• BRIEF:
Retype the records below exactly as they appear.

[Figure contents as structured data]
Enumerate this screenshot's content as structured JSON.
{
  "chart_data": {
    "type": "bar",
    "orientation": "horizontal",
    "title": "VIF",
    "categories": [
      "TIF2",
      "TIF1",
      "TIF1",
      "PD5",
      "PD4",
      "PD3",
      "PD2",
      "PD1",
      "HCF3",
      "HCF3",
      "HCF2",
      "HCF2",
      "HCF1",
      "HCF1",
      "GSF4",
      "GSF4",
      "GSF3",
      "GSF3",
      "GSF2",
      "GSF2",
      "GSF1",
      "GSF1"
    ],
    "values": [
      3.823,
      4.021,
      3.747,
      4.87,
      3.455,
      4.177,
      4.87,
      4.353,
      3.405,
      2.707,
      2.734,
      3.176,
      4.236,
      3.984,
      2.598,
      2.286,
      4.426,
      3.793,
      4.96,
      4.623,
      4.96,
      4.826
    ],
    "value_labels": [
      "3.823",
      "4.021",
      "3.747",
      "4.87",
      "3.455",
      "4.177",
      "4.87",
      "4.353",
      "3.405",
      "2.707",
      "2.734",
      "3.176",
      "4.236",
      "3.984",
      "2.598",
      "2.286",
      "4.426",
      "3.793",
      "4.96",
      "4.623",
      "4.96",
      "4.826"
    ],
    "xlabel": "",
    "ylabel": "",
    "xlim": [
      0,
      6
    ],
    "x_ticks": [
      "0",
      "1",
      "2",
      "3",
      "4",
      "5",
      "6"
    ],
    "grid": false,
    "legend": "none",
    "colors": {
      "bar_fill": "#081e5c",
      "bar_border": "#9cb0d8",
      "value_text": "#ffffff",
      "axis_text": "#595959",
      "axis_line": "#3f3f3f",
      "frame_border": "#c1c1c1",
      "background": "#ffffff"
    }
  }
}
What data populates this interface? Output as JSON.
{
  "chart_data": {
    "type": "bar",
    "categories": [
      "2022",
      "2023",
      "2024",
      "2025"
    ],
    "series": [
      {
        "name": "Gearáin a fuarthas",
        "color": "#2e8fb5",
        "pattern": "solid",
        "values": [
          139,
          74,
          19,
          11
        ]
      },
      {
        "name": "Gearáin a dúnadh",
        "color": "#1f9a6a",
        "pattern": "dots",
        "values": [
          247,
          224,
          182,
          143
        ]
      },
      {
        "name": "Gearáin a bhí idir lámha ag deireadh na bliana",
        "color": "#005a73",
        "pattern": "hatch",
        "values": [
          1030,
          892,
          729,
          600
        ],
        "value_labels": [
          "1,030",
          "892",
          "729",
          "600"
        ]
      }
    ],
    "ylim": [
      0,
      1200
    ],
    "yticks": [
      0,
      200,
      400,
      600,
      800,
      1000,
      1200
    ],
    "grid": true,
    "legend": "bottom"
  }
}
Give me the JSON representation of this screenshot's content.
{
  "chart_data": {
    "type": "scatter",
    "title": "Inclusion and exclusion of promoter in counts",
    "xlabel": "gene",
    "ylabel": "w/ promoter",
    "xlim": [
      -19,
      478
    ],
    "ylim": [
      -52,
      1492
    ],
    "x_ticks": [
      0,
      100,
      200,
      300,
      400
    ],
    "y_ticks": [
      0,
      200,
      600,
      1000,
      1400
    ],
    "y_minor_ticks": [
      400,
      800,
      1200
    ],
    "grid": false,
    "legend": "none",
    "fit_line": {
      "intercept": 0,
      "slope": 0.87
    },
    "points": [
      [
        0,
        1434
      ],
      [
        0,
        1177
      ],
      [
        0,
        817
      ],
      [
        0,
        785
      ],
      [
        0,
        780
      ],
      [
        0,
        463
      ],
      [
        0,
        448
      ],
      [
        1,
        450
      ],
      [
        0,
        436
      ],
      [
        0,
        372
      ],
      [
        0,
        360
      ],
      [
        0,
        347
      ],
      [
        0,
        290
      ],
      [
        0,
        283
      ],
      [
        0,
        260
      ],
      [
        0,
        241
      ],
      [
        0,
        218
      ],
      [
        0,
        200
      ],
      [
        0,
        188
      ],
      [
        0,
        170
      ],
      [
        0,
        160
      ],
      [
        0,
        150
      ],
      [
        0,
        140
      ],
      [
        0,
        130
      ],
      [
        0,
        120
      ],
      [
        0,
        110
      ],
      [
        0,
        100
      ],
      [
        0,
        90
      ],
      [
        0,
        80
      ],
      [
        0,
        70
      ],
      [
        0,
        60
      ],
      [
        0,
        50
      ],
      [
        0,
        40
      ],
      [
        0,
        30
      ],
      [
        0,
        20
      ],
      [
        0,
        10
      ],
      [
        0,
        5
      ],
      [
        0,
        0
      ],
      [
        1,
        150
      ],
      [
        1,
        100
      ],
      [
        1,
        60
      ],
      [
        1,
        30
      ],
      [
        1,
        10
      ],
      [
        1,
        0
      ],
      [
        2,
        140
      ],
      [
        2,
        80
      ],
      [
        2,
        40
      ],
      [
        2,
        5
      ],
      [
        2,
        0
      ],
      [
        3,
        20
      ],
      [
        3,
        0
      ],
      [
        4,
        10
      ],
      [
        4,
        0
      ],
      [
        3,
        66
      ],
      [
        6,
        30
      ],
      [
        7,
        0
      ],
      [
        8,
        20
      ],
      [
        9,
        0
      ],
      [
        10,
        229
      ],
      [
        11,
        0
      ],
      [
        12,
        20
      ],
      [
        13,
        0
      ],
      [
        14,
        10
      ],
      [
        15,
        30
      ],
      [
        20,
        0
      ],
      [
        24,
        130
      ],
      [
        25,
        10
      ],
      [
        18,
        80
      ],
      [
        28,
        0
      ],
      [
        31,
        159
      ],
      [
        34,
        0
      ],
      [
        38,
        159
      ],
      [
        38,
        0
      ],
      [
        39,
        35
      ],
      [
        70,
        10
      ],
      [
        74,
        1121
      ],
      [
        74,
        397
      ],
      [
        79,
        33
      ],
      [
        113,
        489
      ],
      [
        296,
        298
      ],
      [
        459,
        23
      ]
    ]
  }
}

• ANSWER:
Enumerate this screenshot's content as structured JSON.
{
  "chart_data": {
    "type": "bar",
    "orientation": "horizontal",
    "title": "VIF",
    "categories": [
      "TIF2",
      "TIF1",
      "TIF1",
      "PD5",
      "PD4",
      "PD3",
      "PD2",
      "PD1",
      "HCF3",
      "HCF3",
      "HCF2",
      "HCF2",
      "HCF1",
      "HCF1",
      "GSF4",
      "GSF4",
      "GSF3",
      "GSF3",
      "GSF2",
      "GSF2",
      "GSF1",
      "GSF1"
    ],
    "values": [
      3.823,
      4.021,
      3.747,
      4.87,
      3.455,
      4.177,
      4.87,
      4.353,
      3.405,
      2.707,
      2.734,
      3.176,
      4.236,
      3.984,
      2.598,
      2.286,
      4.426,
      3.793,
      4.96,
      4.623,
      4.96,
      4.826
    ],
    "value_labels": [
      "3.823",
      "4.021",
      "3.747",
      "4.87",
      "3.455",
      "4.177",
      "4.87",
      "4.353",
      "3.405",
      "2.707",
      "2.734",
      "3.176",
      "4.236",
      "3.984",
      "2.598",
      "2.286",
      "4.426",
      "3.793",
      "4.96",
      "4.623",
      "4.96",
      "4.826"
    ],
    "xlabel": "",
    "ylabel": "",
    "xlim": [
      0,
      6
    ],
    "x_ticks": [
      "0",
      "1",
      "2",
      "3",
      "4",
      "5",
      "6"
    ],
    "grid": false,
    "legend": "none",
    "colors": {
      "bar_fill": "#081e5c",
      "bar_border": "#9cb0d8",
      "value_text": "#ffffff",
      "axis_text": "#595959",
      "axis_line": "#3f3f3f",
      "frame_border": "#c1c1c1",
      "background": "#ffffff"
    }
  }
}
What data populates this interface? Output as JSON.
{
  "chart_data": {
    "type": "bar",
    "categories": [
      "2022",
      "2023",
      "2024",
      "2025"
    ],
    "series": [
      {
        "name": "Gearáin a fuarthas",
        "color": "#2e8fb5",
        "pattern": "solid",
        "values": [
          139,
          74,
          19,
          11
        ]
      },
      {
        "name": "Gearáin a dúnadh",
        "color": "#1f9a6a",
        "pattern": "dots",
        "values": [
          247,
          224,
          182,
          143
        ]
      },
      {
        "name": "Gearáin a bhí idir lámha ag deireadh na bliana",
        "color": "#005a73",
        "pattern": "hatch",
        "values": [
          1030,
          892,
          729,
          600
        ],
        "value_labels": [
          "1,030",
          "892",
          "729",
          "600"
        ]
      }
    ],
    "ylim": [
      0,
      1200
    ],
    "yticks": [
      0,
      200,
      400,
      600,
      800,
      1000,
      1200
    ],
    "grid": true,
    "legend": "bottom"
  }
}
Give me the JSON representation of this screenshot's content.
{
  "chart_data": {
    "type": "scatter",
    "title": "Inclusion and exclusion of promoter in counts",
    "xlabel": "gene",
    "ylabel": "w/ promoter",
    "xlim": [
      -19,
      478
    ],
    "ylim": [
      -52,
      1492
    ],
    "x_ticks": [
      0,
      100,
      200,
      300,
      400
    ],
    "y_ticks": [
      0,
      200,
      600,
      1000,
      1400
    ],
    "y_minor_ticks": [
      400,
      800,
      1200
    ],
    "grid": false,
    "legend": "none",
    "fit_line": {
      "intercept": 0,
      "slope": 0.87
    },
    "points": [
      [
        0,
        1434
      ],
      [
        0,
        1177
      ],
      [
        0,
        817
      ],
      [
        0,
        785
      ],
      [
        0,
        780
      ],
      [
        0,
        463
      ],
      [
        0,
        448
      ],
      [
        1,
        450
      ],
      [
        0,
        436
      ],
      [
        0,
        372
      ],
      [
        0,
        360
      ],
      [
        0,
        347
      ],
      [
        0,
        290
      ],
      [
        0,
        283
      ],
      [
        0,
        260
      ],
      [
        0,
        241
      ],
      [
        0,
        218
      ],
      [
        0,
        200
      ],
      [
        0,
        188
      ],
      [
        0,
        170
      ],
      [
        0,
        160
      ],
      [
        0,
        150
      ],
      [
        0,
        140
      ],
      [
        0,
        130
      ],
      [
        0,
        120
      ],
      [
        0,
        110
      ],
      [
        0,
        100
      ],
      [
        0,
        90
      ],
      [
        0,
        80
      ],
      [
        0,
        70
      ],
      [
        0,
        60
      ],
      [
        0,
        50
      ],
      [
        0,
        40
      ],
      [
        0,
        30
      ],
      [
        0,
        20
      ],
      [
        0,
        10
      ],
      [
        0,
        5
      ],
      [
        0,
        0
      ],
      [
        1,
        150
      ],
      [
        1,
        100
      ],
      [
        1,
        60
      ],
      [
        1,
        30
      ],
      [
        1,
        10
      ],
      [
        1,
        0
      ],
      [
        2,
        140
      ],
      [
        2,
        80
      ],
      [
        2,
        40
      ],
      [
        2,
        5
      ],
      [
        2,
        0
      ],
      [
        3,
        20
      ],
      [
        3,
        0
      ],
      [
        4,
        10
      ],
      [
        4,
        0
      ],
      [
        3,
        66
      ],
      [
        6,
        30
      ],
      [
        7,
        0
      ],
      [
        8,
        20
      ],
      [
        9,
        0
      ],
      [
        10,
        229
      ],
      [
        11,
        0
      ],
      [
        12,
        20
      ],
      [
        13,
        0
      ],
      [
        14,
        10
      ],
      [
        15,
        30
      ],
      [
        20,
        0
      ],
      [
        24,
        130
      ],
      [
        25,
        10
      ],
      [
        18,
        80
      ],
      [
        28,
        0
      ],
      [
        31,
        159
      ],
      [
        34,
        0
      ],
      [
        38,
        159
      ],
      [
        38,
        0
      ],
      [
        39,
        35
      ],
      [
        70,
        10
      ],
      [
        74,
        1121
      ],
      [
        74,
        397
      ],
      [
        79,
        33
      ],
      [
        113,
        489
      ],
      [
        296,
        298
      ],
      [
        459,
        23
      ]
    ]
  }
}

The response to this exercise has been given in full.